Directions
Pick out all lines in the listing holding the string "building" and copy them.

— start Data shown —

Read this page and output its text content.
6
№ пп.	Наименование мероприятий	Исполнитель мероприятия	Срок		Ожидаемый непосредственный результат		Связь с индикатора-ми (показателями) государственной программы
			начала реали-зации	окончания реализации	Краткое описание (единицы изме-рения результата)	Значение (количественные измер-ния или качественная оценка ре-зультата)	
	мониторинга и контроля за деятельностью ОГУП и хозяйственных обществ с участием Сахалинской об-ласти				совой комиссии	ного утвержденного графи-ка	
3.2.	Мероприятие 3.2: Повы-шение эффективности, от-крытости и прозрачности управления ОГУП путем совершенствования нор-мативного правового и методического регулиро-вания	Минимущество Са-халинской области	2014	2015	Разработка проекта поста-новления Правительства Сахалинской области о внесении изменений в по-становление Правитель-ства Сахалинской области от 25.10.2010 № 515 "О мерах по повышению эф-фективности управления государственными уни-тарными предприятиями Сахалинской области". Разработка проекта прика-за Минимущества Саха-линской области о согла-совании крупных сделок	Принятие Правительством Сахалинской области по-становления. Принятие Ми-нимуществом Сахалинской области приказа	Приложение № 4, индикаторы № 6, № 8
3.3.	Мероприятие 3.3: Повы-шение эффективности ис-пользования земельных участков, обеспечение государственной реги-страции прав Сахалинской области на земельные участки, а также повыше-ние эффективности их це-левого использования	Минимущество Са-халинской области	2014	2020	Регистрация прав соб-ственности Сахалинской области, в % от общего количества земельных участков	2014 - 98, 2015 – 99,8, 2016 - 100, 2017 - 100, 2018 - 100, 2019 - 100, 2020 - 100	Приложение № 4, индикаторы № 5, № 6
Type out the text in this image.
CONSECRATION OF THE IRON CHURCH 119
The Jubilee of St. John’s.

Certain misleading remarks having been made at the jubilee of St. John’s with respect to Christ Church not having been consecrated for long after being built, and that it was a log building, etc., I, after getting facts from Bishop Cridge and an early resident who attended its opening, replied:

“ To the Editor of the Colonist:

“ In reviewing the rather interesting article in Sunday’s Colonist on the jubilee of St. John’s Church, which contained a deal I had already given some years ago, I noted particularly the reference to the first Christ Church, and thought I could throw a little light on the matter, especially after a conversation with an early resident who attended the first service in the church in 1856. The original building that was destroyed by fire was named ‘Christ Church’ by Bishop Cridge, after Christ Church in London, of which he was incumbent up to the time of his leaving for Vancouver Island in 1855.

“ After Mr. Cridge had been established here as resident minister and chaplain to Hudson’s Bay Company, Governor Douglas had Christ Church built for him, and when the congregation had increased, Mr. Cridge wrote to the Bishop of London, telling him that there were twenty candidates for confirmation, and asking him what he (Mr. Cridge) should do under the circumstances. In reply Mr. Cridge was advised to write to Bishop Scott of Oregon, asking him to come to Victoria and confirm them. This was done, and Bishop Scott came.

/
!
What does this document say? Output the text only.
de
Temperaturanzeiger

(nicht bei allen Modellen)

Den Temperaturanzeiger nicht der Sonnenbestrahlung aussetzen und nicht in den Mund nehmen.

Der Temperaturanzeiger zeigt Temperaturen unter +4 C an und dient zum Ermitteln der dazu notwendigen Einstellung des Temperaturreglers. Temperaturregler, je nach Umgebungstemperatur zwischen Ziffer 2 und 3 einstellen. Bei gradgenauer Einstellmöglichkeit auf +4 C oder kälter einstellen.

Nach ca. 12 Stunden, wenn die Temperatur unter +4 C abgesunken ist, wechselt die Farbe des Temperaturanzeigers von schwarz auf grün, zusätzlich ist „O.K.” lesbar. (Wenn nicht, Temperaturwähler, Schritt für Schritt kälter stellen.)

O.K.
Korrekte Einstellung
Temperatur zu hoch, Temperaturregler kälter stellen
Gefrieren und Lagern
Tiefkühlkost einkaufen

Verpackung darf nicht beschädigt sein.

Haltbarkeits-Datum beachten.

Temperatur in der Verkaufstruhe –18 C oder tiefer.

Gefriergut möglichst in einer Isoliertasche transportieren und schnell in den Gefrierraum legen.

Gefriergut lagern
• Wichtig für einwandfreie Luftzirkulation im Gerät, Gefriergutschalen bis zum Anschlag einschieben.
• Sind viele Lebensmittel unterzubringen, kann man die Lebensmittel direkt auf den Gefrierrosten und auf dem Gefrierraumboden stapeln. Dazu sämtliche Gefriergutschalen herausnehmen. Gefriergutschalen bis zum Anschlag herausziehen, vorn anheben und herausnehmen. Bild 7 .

— end Data shown —

Response to this task
Certain misleading remarks having been made at the jubilee of St. John’s with respect to Christ Church not having been consecrated for long after being built, and that it was a log building, etc., I, after getting facts from Bishop Cridge and an early resident who attended its opening, replied:
“ In reviewing the rather interesting article in Sunday’s Colonist on the jubilee of St. John’s Church, which contained a deal I had already given some years ago, I noted particularly the reference to the first Christ Church, and thought I could throw a little light on the matter, especially after a conversation with an early resident who attended the first service in the church in 1856. The original building that was destroyed by fire was named ‘Christ Church’ by Bishop Cridge, after Christ Church in London, of which he was incumbent up to the time of his leaving for Vancouver Island in 1855.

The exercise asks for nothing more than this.